Problem statement -
Do not copy the pictures; transcribe all other material exactly.

====== Information given

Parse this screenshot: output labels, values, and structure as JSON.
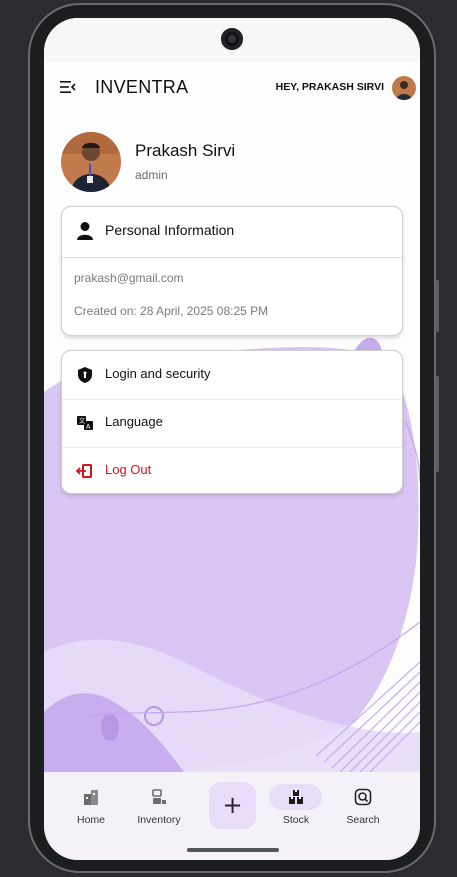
{
  "app": {
    "title": "INVENTRA",
    "greeting": "HEY, PRAKASH SIRVI"
  },
  "profile": {
    "name": "Prakash Sirvi",
    "role": "admin"
  },
  "personal_info": {
    "heading": "Personal Information",
    "email": "prakash@gmail.com",
    "created": "Created on: 28 April, 2025 08:25 PM"
  },
  "settings": {
    "items": [
      {
        "label": "Login and security",
        "icon": "shield-icon"
      },
      {
        "label": "Language",
        "icon": "translate-icon"
      },
      {
        "label": "Log Out",
        "icon": "logout-icon"
      }
    ]
  },
  "bottom_nav": {
    "items": [
      {
        "label": "Home",
        "icon": "home-icon"
      },
      {
        "label": "Inventory",
        "icon": "inventory-icon"
      },
      {
        "label": "Stock",
        "icon": "stock-icon",
        "active": true
      },
      {
        "label": "Search",
        "icon": "search-icon"
      }
    ],
    "fab_label": "+"
  },
  "colors": {
    "accent": "#e8def8",
    "logout": "#d3141e",
    "background_shape": "#d8c4f3"
  }
}
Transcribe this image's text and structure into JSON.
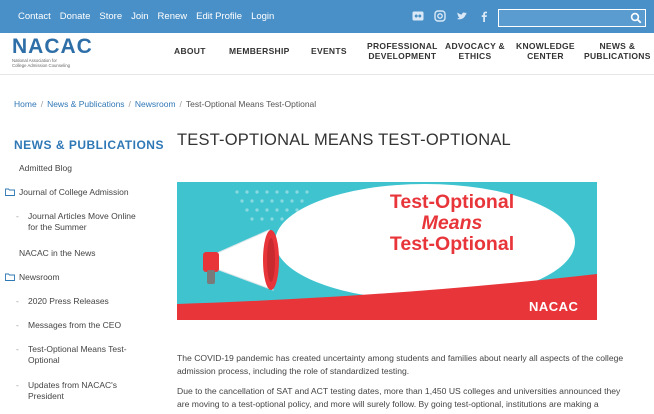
{
  "topbar": {
    "links": [
      "Contact",
      "Donate",
      "Store",
      "Join",
      "Renew",
      "Edit Profile",
      "Login"
    ],
    "social_icons": [
      "flickr-icon",
      "instagram-icon",
      "twitter-icon",
      "facebook-icon"
    ],
    "search_placeholder": ""
  },
  "header": {
    "logo_word": "NACAC",
    "logo_sub_line1": "National Association for",
    "logo_sub_line2": "College Admission Counseling",
    "nav": [
      {
        "l1": "ABOUT",
        "l2": ""
      },
      {
        "l1": "MEMBERSHIP",
        "l2": ""
      },
      {
        "l1": "EVENTS",
        "l2": ""
      },
      {
        "l1": "PROFESSIONAL",
        "l2": "DEVELOPMENT"
      },
      {
        "l1": "ADVOCACY &",
        "l2": "ETHICS"
      },
      {
        "l1": "KNOWLEDGE",
        "l2": "CENTER"
      },
      {
        "l1": "NEWS &",
        "l2": "PUBLICATIONS"
      }
    ]
  },
  "breadcrumb": {
    "home": "Home",
    "news": "News & Publications",
    "newsroom": "Newsroom",
    "current": "Test-Optional Means Test-Optional"
  },
  "sidebar": {
    "title": "NEWS & PUBLICATIONS",
    "items": {
      "admitted_blog": "Admitted Blog",
      "journal": "Journal of College Admission",
      "journal_articles_l1": "Journal Articles Move Online",
      "journal_articles_l2": "for the Summer",
      "in_news": "NACAC in the News",
      "newsroom": "Newsroom",
      "press": "2020 Press Releases",
      "ceo": "Messages from the CEO",
      "tomto_l1": "Test-Optional Means Test-",
      "tomto_l2": "Optional",
      "updates_l1": "Updates from NACAC's",
      "updates_l2": "President"
    }
  },
  "main": {
    "title": "TEST-OPTIONAL MEANS TEST-OPTIONAL",
    "hero": {
      "line1": "Test-Optional",
      "line2": "Means",
      "line3": "Test-Optional",
      "logo": "NACAC",
      "colors": {
        "teal": "#3fc4cf",
        "red": "#e8353a",
        "white": "#ffffff"
      }
    },
    "para1_l1": "The COVID-19 pandemic has created uncertainty among students and families about nearly all aspects of the college",
    "para1_l2": "admission process, including the role of standardized testing.",
    "para2_l1": "Due to the cancellation of SAT and ACT testing dates, more than 1,450 US colleges and universities announced they",
    "para2_l2": "are moving to a test-optional policy, and more will surely follow. By going test-optional, institutions are making a"
  }
}
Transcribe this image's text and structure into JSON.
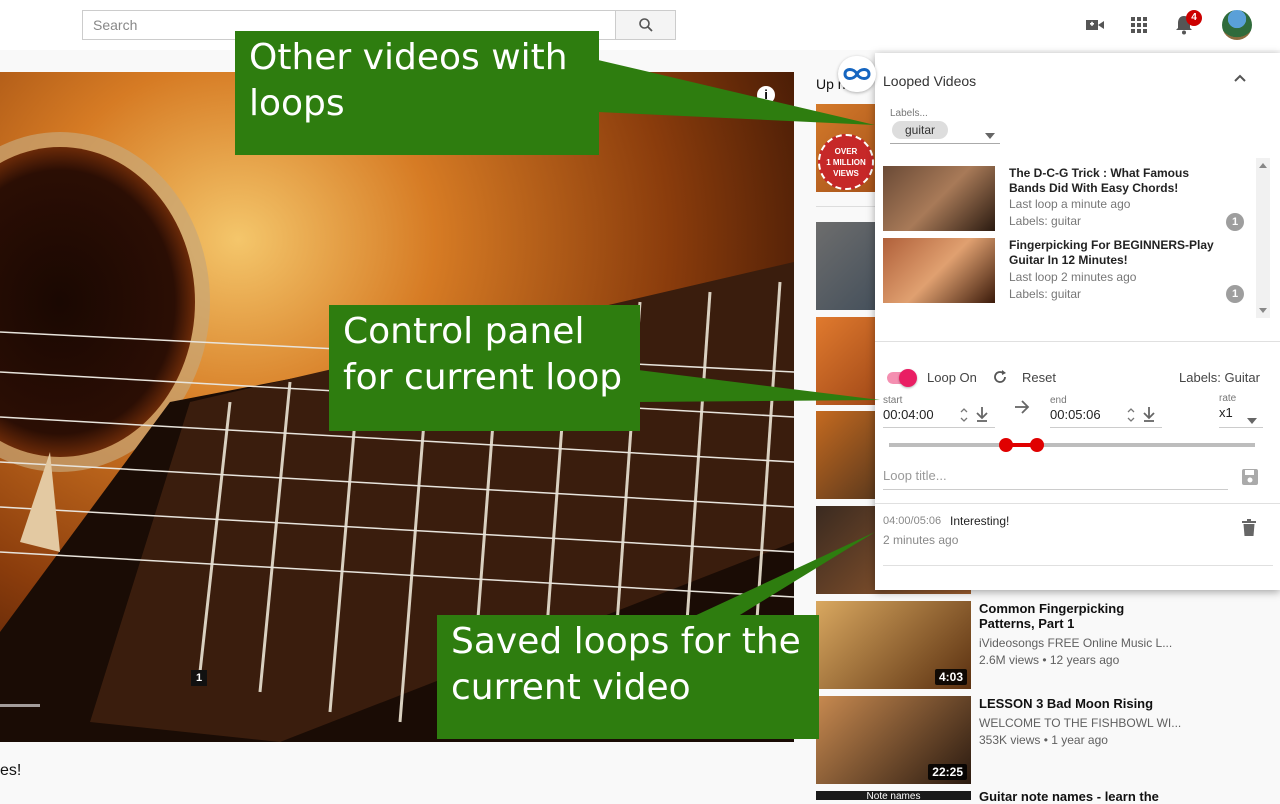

============

Final result -
Parse this screenshot: output labels, values, and structure as JSON.
{
  "app": {
    "title": "INVENTRA",
    "greeting": "HEY, PRAKASH SIRVI"
  },
  "profile": {
    "name": "Prakash Sirvi",
    "role": "admin"
  },
  "personal_info": {
    "heading": "Personal Information",
    "email": "prakash@gmail.com",
    "created": "Created on: 28 April, 2025 08:25 PM"
  },
  "settings": {
    "items": [
      {
        "label": "Login and security",
        "icon": "shield-icon"
      },
      {
        "label": "Language",
        "icon": "translate-icon"
      },
      {
        "label": "Log Out",
        "icon": "logout-icon"
      }
    ]
  },
  "bottom_nav": {
    "items": [
      {
        "label": "Home",
        "icon": "home-icon"
      },
      {
        "label": "Inventory",
        "icon": "inventory-icon"
      },
      {
        "label": "Stock",
        "icon": "stock-icon",
        "active": true
      },
      {
        "label": "Search",
        "icon": "search-icon"
      }
    ],
    "fab_label": "+"
  },
  "colors": {
    "accent": "#e8def8",
    "logout": "#d3141e",
    "background_shape": "#d8c4f3"
  }
}
Transcribe this image's text and structure into JSON.
{
  "topbar": {
    "links": [
      "Contact",
      "Donate",
      "Store",
      "Join",
      "Renew",
      "Edit Profile",
      "Login"
    ],
    "social_icons": [
      "flickr-icon",
      "instagram-icon",
      "twitter-icon",
      "facebook-icon"
    ],
    "search_placeholder": ""
  },
  "header": {
    "logo_word": "NACAC",
    "logo_sub_line1": "National Association for",
    "logo_sub_line2": "College Admission Counseling",
    "nav": [
      {
        "l1": "ABOUT",
        "l2": ""
      },
      {
        "l1": "MEMBERSHIP",
        "l2": ""
      },
      {
        "l1": "EVENTS",
        "l2": ""
      },
      {
        "l1": "PROFESSIONAL",
        "l2": "DEVELOPMENT"
      },
      {
        "l1": "ADVOCACY &",
        "l2": "ETHICS"
      },
      {
        "l1": "KNOWLEDGE",
        "l2": "CENTER"
      },
      {
        "l1": "NEWS &",
        "l2": "PUBLICATIONS"
      }
    ]
  },
  "breadcrumb": {
    "home": "Home",
    "news": "News & Publications",
    "newsroom": "Newsroom",
    "current": "Test-Optional Means Test-Optional"
  },
  "sidebar": {
    "title": "NEWS & PUBLICATIONS",
    "items": {
      "admitted_blog": "Admitted Blog",
      "journal": "Journal of College Admission",
      "journal_articles_l1": "Journal Articles Move Online",
      "journal_articles_l2": "for the Summer",
      "in_news": "NACAC in the News",
      "newsroom": "Newsroom",
      "press": "2020 Press Releases",
      "ceo": "Messages from the CEO",
      "tomto_l1": "Test-Optional Means Test-",
      "tomto_l2": "Optional",
      "updates_l1": "Updates from NACAC's",
      "updates_l2": "President"
    }
  },
  "main": {
    "title": "TEST-OPTIONAL MEANS TEST-OPTIONAL",
    "hero": {
      "line1": "Test-Optional",
      "line2": "Means",
      "line3": "Test-Optional",
      "logo": "NACAC",
      "colors": {
        "teal": "#3fc4cf",
        "red": "#e8353a",
        "white": "#ffffff"
      }
    },
    "para1_l1": "The COVID-19 pandemic has created uncertainty among students and families about nearly all aspects of the college",
    "para1_l2": "admission process, including the role of standardized testing.",
    "para2_l1": "Due to the cancellation of SAT and ACT testing dates, more than 1,450 US colleges and universities announced they",
    "para2_l2": "are moving to a test-optional policy, and more will surely follow. By going test-optional, institutions are making a"
  }
}
Transcribe this image's text and structure into JSON.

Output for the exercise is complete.